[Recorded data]
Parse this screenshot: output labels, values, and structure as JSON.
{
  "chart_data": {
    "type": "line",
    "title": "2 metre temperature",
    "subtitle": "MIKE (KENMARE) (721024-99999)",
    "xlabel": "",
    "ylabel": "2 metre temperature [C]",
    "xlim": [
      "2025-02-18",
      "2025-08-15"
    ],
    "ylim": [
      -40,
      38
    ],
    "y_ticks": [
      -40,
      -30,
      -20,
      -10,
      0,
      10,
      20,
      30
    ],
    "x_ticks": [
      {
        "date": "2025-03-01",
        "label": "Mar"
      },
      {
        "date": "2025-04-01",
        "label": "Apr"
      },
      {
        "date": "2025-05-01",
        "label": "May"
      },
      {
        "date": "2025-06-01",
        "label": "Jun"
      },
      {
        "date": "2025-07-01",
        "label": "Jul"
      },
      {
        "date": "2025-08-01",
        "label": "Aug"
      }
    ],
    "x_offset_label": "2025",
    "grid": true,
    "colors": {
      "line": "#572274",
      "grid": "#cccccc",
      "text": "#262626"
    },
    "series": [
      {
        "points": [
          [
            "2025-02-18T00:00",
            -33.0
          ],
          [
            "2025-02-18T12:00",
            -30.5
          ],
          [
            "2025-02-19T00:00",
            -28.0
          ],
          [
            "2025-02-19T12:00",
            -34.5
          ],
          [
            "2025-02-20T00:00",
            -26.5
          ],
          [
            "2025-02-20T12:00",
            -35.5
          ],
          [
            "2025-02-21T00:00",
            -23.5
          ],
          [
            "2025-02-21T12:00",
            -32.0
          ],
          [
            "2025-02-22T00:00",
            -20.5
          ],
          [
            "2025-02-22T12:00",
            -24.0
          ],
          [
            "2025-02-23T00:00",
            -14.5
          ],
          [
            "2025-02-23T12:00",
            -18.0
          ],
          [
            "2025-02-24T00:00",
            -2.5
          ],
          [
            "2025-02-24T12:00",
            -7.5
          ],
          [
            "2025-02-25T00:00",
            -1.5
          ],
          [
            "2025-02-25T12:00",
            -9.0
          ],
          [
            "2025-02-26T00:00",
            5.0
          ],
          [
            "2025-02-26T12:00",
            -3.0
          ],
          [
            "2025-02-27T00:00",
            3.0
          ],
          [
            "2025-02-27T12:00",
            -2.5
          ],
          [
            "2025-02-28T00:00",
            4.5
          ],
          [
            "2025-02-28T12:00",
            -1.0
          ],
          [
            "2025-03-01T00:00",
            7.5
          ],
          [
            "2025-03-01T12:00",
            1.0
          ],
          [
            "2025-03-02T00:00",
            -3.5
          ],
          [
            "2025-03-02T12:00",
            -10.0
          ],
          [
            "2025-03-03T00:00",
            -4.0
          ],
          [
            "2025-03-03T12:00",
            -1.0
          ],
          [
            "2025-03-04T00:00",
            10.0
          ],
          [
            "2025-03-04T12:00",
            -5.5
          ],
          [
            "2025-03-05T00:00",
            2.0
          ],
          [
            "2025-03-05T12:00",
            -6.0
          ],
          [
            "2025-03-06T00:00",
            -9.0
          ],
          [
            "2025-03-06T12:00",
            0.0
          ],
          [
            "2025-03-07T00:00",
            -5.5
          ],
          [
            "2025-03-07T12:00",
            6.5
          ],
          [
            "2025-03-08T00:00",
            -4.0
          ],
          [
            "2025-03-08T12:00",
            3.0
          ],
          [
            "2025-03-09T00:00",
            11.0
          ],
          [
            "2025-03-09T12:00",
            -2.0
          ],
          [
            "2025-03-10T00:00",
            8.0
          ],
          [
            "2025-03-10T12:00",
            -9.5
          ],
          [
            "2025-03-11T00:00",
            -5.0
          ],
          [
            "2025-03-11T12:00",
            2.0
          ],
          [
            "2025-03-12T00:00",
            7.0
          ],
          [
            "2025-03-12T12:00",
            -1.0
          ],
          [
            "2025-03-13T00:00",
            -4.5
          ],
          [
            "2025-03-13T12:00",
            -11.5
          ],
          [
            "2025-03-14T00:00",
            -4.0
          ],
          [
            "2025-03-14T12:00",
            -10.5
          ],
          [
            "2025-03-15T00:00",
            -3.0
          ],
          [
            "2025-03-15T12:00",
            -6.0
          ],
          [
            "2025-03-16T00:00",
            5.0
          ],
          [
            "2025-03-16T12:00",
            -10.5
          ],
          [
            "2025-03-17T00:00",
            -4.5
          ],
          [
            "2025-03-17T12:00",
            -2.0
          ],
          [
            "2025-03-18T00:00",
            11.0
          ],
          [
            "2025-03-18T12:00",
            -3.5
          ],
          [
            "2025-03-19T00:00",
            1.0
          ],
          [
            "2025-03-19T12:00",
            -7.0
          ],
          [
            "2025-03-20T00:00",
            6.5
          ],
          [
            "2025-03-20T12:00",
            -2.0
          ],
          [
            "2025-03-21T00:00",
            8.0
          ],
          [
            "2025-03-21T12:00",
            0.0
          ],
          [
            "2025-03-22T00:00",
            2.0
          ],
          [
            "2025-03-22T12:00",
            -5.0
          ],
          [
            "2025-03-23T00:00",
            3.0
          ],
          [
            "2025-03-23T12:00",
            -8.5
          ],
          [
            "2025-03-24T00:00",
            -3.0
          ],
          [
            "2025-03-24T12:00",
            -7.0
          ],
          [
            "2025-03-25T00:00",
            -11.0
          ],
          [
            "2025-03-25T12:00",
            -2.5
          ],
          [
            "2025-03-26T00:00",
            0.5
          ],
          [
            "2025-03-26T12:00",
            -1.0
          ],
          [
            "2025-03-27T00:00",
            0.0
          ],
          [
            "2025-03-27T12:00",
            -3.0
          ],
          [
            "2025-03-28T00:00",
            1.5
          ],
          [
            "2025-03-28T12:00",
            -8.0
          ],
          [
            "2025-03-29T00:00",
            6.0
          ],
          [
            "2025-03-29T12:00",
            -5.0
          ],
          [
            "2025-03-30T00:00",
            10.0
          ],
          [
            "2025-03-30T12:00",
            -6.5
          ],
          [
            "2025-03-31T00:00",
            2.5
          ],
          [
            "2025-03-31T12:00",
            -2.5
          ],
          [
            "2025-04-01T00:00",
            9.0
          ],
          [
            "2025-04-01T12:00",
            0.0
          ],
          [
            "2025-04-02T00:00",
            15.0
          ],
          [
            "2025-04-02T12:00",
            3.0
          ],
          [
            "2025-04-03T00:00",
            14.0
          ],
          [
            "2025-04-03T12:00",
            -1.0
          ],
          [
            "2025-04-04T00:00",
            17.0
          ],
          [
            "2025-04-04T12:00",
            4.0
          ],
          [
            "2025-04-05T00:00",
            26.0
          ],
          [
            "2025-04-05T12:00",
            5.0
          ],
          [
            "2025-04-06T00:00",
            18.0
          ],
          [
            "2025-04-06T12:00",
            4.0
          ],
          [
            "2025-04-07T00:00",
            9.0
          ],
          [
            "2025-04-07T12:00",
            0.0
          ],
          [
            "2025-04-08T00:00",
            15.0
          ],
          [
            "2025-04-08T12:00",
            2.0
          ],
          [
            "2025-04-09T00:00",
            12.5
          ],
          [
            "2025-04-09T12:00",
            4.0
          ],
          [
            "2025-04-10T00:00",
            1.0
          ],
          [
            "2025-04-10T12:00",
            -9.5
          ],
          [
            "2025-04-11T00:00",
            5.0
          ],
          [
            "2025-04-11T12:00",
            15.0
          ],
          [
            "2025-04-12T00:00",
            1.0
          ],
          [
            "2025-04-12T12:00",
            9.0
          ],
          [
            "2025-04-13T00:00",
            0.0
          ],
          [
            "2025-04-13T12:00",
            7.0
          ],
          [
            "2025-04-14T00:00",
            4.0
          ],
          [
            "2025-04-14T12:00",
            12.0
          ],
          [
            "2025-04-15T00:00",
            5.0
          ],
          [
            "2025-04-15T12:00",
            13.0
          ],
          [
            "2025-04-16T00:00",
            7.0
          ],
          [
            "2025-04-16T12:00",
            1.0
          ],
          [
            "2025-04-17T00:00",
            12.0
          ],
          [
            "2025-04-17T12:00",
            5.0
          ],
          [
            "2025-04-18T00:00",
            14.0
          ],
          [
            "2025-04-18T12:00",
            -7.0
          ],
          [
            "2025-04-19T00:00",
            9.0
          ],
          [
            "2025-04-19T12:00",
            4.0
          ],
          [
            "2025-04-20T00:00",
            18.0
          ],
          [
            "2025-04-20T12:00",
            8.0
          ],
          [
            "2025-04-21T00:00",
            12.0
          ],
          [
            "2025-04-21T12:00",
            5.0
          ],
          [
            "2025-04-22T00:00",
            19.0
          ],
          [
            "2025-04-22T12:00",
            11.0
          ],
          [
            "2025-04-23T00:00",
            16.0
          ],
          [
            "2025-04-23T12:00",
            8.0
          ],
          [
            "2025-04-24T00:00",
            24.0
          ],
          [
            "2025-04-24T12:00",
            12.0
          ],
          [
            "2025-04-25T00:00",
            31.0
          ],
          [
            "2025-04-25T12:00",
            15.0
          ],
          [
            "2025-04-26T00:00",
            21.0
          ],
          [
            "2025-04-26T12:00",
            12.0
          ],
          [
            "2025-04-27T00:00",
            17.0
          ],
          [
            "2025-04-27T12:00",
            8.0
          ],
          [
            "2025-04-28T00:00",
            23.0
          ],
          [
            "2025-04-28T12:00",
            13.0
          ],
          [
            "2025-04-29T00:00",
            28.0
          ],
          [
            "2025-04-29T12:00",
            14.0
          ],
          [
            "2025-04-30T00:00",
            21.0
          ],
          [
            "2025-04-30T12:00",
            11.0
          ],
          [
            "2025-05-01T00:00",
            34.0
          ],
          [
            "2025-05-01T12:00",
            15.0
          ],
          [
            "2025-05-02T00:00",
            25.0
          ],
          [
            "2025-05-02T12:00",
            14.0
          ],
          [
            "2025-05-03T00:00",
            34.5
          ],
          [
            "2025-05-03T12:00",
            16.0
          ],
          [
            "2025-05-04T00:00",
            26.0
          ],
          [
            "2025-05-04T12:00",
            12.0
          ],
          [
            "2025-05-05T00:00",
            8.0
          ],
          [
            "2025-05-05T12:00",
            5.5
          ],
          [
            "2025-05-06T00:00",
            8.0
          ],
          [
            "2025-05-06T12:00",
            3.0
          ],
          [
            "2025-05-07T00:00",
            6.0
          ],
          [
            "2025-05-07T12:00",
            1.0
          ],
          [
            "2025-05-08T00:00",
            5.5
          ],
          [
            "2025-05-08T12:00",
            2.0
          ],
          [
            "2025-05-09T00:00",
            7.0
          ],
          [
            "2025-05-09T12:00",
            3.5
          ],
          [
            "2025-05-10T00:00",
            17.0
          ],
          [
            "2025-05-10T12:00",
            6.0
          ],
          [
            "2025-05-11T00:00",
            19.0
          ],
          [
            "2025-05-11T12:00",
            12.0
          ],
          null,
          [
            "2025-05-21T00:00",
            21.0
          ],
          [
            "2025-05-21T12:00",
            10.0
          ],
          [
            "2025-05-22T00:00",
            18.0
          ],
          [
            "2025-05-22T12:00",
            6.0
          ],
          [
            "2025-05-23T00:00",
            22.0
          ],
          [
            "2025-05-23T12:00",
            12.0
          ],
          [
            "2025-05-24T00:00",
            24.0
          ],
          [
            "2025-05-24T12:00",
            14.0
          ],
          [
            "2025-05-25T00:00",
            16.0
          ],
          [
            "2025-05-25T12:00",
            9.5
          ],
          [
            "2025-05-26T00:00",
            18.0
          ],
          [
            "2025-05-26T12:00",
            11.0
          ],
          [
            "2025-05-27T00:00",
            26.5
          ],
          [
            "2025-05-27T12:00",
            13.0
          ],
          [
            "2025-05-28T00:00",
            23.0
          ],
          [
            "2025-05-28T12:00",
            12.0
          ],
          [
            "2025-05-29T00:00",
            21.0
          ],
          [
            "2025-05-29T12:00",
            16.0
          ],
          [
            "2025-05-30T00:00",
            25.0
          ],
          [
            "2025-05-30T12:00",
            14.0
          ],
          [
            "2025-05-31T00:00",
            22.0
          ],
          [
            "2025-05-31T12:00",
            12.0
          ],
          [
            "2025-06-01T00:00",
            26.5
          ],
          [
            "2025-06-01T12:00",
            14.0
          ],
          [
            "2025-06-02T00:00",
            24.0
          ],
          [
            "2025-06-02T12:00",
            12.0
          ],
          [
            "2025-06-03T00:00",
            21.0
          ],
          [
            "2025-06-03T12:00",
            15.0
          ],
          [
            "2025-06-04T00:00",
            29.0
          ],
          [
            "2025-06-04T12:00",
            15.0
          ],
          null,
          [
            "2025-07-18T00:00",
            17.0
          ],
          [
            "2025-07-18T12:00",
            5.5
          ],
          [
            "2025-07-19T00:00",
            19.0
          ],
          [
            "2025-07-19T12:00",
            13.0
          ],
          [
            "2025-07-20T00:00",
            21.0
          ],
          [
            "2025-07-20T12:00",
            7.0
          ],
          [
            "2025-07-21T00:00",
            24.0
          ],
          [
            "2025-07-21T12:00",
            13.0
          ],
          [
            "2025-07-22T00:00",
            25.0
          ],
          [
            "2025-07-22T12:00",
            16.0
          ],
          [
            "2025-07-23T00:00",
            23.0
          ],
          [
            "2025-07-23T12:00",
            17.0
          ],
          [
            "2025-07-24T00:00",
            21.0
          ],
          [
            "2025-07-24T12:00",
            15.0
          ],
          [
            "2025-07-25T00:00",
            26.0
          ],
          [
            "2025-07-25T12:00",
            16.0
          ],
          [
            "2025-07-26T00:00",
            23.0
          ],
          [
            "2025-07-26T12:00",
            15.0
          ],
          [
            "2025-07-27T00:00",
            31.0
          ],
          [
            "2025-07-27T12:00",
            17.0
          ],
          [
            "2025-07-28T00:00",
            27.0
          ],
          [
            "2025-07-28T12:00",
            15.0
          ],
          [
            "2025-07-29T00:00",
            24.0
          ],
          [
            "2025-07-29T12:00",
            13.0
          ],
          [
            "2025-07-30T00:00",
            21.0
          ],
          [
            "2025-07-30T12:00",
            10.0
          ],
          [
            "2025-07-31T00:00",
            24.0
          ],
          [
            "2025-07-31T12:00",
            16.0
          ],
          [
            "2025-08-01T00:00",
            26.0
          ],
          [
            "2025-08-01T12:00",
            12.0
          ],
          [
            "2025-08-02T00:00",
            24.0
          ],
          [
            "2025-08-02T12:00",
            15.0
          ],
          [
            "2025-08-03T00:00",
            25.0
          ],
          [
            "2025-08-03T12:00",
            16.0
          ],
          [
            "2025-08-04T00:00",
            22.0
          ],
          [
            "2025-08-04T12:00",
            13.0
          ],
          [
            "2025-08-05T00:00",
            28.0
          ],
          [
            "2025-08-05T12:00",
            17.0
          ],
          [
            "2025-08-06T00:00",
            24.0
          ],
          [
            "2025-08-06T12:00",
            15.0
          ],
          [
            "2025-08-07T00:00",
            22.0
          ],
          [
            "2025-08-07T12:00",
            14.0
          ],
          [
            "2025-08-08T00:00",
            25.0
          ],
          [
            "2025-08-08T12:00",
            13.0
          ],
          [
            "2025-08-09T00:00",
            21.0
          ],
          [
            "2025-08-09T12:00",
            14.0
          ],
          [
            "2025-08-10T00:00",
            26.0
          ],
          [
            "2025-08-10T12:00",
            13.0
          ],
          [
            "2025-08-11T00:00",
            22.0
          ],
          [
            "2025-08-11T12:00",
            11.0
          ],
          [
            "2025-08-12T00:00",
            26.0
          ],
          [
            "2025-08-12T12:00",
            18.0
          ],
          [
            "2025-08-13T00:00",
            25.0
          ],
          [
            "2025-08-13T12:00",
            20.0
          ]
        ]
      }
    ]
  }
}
---
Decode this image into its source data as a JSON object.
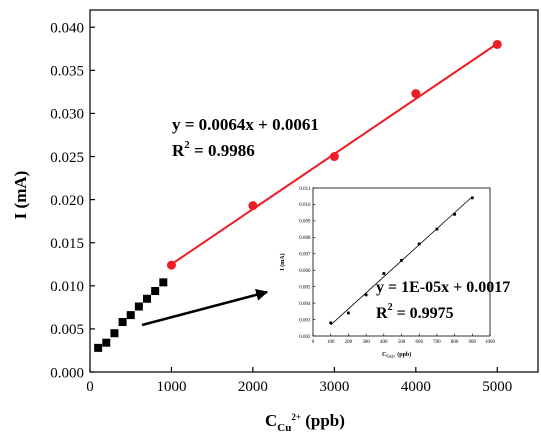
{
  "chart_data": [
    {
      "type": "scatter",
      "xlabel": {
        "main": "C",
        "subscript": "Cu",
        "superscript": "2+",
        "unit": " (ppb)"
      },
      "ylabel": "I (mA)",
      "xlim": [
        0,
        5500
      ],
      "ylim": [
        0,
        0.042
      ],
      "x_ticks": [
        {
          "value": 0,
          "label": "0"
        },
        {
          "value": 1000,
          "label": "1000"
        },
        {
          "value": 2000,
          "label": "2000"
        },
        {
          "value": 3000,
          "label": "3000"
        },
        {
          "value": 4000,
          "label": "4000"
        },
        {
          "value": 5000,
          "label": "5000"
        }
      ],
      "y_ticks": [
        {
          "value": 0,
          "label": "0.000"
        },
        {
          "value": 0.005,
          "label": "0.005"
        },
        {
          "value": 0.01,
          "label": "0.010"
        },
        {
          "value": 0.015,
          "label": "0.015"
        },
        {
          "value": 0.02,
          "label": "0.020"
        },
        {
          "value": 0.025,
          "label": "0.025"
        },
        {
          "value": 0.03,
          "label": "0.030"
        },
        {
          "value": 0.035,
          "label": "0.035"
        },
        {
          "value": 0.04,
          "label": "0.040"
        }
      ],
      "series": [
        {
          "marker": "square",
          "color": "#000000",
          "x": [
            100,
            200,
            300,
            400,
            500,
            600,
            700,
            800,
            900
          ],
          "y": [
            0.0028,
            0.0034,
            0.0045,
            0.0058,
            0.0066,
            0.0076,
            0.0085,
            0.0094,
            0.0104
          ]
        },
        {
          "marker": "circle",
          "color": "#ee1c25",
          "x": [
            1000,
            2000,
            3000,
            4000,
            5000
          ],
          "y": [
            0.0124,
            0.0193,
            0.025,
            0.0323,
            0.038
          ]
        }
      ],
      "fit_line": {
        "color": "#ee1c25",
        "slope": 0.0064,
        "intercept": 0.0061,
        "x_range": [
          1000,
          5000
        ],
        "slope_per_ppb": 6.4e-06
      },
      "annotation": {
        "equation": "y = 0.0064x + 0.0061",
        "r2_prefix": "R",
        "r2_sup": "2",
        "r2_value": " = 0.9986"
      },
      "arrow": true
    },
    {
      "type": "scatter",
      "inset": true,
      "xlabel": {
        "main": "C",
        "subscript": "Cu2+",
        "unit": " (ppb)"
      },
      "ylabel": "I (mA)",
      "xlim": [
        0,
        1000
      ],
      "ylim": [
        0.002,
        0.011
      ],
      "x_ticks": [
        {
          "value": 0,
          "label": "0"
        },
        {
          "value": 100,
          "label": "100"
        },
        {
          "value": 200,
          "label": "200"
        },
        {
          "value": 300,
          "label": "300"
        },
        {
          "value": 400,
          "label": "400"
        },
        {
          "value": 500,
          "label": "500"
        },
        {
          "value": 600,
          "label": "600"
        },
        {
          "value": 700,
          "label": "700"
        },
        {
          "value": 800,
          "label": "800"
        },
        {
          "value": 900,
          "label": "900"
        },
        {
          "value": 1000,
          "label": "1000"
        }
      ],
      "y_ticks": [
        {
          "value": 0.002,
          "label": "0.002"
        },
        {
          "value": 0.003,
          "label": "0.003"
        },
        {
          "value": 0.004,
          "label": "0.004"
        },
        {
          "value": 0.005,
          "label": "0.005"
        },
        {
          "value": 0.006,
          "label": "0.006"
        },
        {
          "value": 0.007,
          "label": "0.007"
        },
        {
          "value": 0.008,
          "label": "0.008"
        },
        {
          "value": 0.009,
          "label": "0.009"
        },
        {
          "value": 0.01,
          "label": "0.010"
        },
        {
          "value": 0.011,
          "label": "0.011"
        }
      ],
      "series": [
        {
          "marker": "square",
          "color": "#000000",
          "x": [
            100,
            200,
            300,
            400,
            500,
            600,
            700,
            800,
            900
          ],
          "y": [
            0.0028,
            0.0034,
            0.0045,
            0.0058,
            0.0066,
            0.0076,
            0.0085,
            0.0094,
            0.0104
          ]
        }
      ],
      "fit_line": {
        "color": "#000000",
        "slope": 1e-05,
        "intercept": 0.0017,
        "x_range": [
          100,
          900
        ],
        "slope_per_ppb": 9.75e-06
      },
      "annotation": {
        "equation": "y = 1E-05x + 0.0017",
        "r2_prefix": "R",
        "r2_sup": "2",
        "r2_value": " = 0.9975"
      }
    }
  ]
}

■ **EXERCISE REQUIREMENTS**
Track down every line with the word "temperature" and copy it.

■ **ANSWER TO THIS EXERCISE**
    "title": "2 metre temperature",
    "ylabel": "2 metre temperature [C]",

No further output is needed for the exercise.